▶ THE INPUT:

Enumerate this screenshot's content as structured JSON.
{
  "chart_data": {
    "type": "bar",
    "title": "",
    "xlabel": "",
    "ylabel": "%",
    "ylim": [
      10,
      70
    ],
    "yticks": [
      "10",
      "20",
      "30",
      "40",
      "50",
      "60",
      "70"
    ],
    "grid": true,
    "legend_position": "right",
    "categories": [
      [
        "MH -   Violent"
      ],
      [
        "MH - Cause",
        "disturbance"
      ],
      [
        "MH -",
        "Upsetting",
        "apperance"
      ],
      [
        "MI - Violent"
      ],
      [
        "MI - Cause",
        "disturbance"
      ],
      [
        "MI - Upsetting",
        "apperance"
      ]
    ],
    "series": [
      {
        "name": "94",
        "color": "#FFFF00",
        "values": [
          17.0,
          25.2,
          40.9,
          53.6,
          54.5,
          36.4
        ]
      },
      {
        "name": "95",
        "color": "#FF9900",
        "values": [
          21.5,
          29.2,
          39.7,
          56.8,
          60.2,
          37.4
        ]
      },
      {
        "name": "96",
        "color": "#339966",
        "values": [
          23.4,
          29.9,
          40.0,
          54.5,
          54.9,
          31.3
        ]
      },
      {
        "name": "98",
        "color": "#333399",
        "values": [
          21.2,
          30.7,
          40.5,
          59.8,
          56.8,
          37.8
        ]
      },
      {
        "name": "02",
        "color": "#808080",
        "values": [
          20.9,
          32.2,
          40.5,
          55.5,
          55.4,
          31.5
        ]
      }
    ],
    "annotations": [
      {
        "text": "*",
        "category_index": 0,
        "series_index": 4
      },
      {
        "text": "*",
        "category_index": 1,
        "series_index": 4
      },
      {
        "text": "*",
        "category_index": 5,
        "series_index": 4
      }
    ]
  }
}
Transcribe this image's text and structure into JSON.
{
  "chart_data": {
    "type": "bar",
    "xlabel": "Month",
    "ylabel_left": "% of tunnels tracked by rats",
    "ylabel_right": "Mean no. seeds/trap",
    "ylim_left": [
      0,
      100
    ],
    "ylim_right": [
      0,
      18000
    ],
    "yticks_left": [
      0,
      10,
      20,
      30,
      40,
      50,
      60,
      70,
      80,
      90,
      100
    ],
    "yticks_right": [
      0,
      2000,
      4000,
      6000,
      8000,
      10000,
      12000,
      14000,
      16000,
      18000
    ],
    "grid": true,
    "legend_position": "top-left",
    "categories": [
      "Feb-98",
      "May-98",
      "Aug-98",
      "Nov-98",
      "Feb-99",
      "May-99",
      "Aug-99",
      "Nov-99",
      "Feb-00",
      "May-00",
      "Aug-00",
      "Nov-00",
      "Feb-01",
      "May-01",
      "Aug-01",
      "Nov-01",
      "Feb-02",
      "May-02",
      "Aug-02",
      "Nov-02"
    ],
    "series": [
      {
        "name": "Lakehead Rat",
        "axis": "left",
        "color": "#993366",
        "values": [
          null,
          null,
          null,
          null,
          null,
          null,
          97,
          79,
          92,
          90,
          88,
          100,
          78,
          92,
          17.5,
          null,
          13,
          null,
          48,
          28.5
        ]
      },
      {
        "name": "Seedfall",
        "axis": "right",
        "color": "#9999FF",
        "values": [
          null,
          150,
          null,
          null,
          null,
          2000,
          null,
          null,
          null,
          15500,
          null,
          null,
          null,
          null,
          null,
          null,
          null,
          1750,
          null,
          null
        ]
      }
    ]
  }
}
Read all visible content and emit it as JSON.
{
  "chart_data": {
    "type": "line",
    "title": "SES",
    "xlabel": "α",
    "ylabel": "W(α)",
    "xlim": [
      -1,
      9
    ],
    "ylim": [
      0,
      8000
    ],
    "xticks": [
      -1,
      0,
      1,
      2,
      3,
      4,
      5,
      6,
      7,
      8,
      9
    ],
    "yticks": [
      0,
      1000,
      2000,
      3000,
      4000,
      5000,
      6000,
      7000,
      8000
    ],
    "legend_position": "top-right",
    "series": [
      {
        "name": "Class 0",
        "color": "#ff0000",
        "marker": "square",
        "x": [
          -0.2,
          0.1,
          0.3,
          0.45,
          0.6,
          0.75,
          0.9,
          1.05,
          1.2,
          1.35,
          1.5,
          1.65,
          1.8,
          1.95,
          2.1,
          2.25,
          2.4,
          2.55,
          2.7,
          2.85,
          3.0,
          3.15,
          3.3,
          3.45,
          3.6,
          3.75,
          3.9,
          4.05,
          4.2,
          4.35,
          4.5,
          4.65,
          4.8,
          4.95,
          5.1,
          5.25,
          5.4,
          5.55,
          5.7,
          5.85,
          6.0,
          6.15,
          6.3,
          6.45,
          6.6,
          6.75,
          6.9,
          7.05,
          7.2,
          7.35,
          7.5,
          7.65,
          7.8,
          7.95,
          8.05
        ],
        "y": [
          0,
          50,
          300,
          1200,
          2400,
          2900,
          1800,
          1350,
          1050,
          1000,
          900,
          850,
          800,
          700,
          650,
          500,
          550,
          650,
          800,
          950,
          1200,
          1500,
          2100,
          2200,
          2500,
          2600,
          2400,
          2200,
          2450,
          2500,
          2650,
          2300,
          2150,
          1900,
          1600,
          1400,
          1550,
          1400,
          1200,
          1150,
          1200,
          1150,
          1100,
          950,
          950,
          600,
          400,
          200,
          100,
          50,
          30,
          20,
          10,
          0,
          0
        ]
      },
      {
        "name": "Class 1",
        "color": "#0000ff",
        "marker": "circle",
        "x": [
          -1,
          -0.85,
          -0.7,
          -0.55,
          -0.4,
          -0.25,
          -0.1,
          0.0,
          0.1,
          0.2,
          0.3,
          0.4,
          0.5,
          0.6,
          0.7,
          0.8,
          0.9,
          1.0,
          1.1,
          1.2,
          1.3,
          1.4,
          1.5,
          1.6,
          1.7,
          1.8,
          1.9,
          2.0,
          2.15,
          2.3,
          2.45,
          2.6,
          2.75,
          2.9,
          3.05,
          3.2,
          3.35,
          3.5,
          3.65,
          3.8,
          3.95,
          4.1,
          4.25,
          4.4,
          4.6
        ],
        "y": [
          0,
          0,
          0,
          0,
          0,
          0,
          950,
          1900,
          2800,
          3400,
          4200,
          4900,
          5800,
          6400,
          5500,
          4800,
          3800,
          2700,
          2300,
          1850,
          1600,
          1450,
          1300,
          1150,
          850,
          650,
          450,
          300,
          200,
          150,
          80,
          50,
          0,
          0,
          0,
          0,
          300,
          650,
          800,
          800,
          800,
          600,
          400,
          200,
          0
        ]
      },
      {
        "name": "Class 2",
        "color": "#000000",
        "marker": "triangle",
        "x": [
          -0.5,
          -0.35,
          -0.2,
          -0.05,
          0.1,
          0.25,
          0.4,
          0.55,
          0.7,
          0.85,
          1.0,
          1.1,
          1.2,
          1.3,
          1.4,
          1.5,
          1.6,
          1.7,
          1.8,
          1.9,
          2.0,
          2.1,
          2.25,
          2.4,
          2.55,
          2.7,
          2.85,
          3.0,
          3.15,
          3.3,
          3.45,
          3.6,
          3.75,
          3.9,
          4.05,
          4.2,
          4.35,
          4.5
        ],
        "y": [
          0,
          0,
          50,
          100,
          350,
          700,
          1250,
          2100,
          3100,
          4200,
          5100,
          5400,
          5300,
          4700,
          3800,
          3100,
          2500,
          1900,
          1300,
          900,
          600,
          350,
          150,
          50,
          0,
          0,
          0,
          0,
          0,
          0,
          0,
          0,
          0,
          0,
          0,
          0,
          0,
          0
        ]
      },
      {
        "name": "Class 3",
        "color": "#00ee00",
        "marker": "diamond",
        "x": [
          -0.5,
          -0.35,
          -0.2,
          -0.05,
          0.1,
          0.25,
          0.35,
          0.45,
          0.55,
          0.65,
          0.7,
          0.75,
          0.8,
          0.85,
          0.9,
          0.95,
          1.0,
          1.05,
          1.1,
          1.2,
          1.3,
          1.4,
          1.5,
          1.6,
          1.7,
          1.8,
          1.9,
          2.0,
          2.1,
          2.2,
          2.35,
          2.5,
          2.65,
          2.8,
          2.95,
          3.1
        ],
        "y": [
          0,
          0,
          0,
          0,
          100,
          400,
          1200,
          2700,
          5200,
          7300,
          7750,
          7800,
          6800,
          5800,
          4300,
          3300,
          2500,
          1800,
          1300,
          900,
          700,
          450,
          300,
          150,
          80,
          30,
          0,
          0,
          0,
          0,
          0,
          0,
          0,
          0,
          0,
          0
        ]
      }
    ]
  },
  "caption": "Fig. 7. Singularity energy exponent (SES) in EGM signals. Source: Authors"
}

▶ WHAT TO WORK ON: Count how many lines above contain the word "name". Reply with the number alone.

▶ ANSWER TO THE EXERCISE: 11